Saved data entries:
╔══
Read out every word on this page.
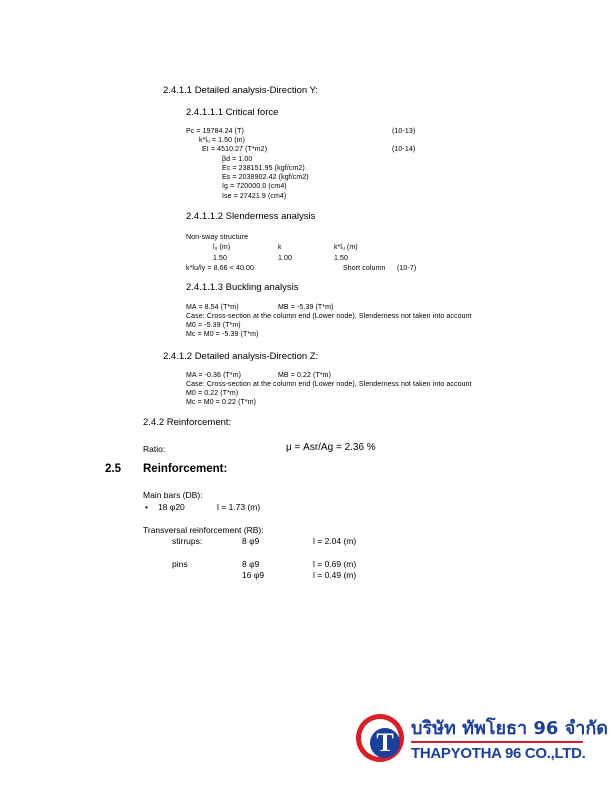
2.4.1.1 Detailed analysis-Direction Y:
2.4.1.1.1 Critical force
Pc = 19784.24 (T)	(10-13)
k*lᵤ = 1.50 (m)
EI = 4510.27 (T*m2)	(10-14)
βd = 1.00
Ec = 238151.95 (kgf/cm2)
Es = 2038902.42 (kgf/cm2)
Ig = 720000.0 (cm4)
Ise = 27421.9 (cm4)
2.4.1.1.2 Slenderness analysis
Non-sway structure
lᵤ (m)	k	k*lᵤ (m)
1.50	1.00	1.50
k*lu/ly = 8.66 < 40.00	Short column (10-7)
2.4.1.1.3 Buckling analysis
MA = 8.54 (T*m)	MB = -5.39 (T*m)
Case: Cross-section at the column end (Lower node), Slenderness not taken into account
M0 = -5.39 (T*m)
Mc = M0 = -5.39 (T*m)
2.4.1.2 Detailed analysis-Direction Z:
MA = -0.36 (T*m)	MB = 0.22 (T*m)
Case: Cross-section at the column end (Lower node), Slenderness not taken into account
M0 = 0.22 (T*m)
Mc = M0 = 0.22 (T*m)
2.4.2 Reinforcement:
Ratio:	μ = Asr/Ag = 2.36 %
2.5 Reinforcement:
Main bars (DB):
• 18 φ20	l = 1.73 (m)
Transversal reinforcement (RB):
stirrups:	8 φ9	l = 2.04 (m)
pins	8 φ9	l = 0.69 (m)
16 φ9	l = 0.49 (m)
T บริษัท ทัพโยธา 96 จำกัด
THAPYOTHA 96 CO.,LTD.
╚══
THE TASK - Omit the pictures and reproduce the listing exactly.

ANSWER -
Read out every word on this page.
2.4.1.1 Detailed analysis-Direction Y:
2.4.1.1.1 Critical force
Pc = 19784.24 (T)	(10-13)
k*lᵤ = 1.50 (m)
EI = 4510.27 (T*m2)	(10-14)
βd = 1.00
Ec = 238151.95 (kgf/cm2)
Es = 2038902.42 (kgf/cm2)
Ig = 720000.0 (cm4)
Ise = 27421.9 (cm4)
2.4.1.1.2 Slenderness analysis
Non-sway structure
lᵤ (m)	k	k*lᵤ (m)
1.50	1.00	1.50
k*lu/ly = 8.66 < 40.00	Short column (10-7)
2.4.1.1.3 Buckling analysis
MA = 8.54 (T*m)	MB = -5.39 (T*m)
Case: Cross-section at the column end (Lower node), Slenderness not taken into account
M0 = -5.39 (T*m)
Mc = M0 = -5.39 (T*m)
2.4.1.2 Detailed analysis-Direction Z:
MA = -0.36 (T*m)	MB = 0.22 (T*m)
Case: Cross-section at the column end (Lower node), Slenderness not taken into account
M0 = 0.22 (T*m)
Mc = M0 = 0.22 (T*m)
2.4.2 Reinforcement:
Ratio:	μ = Asr/Ag = 2.36 %
2.5 Reinforcement:
Main bars (DB):
• 18 φ20	l = 1.73 (m)
Transversal reinforcement (RB):
stirrups:	8 φ9	l = 2.04 (m)
pins	8 φ9	l = 0.69 (m)
16 φ9	l = 0.49 (m)
T บริษัท ทัพโยธา 96 จำกัด
THAPYOTHA 96 CO.,LTD.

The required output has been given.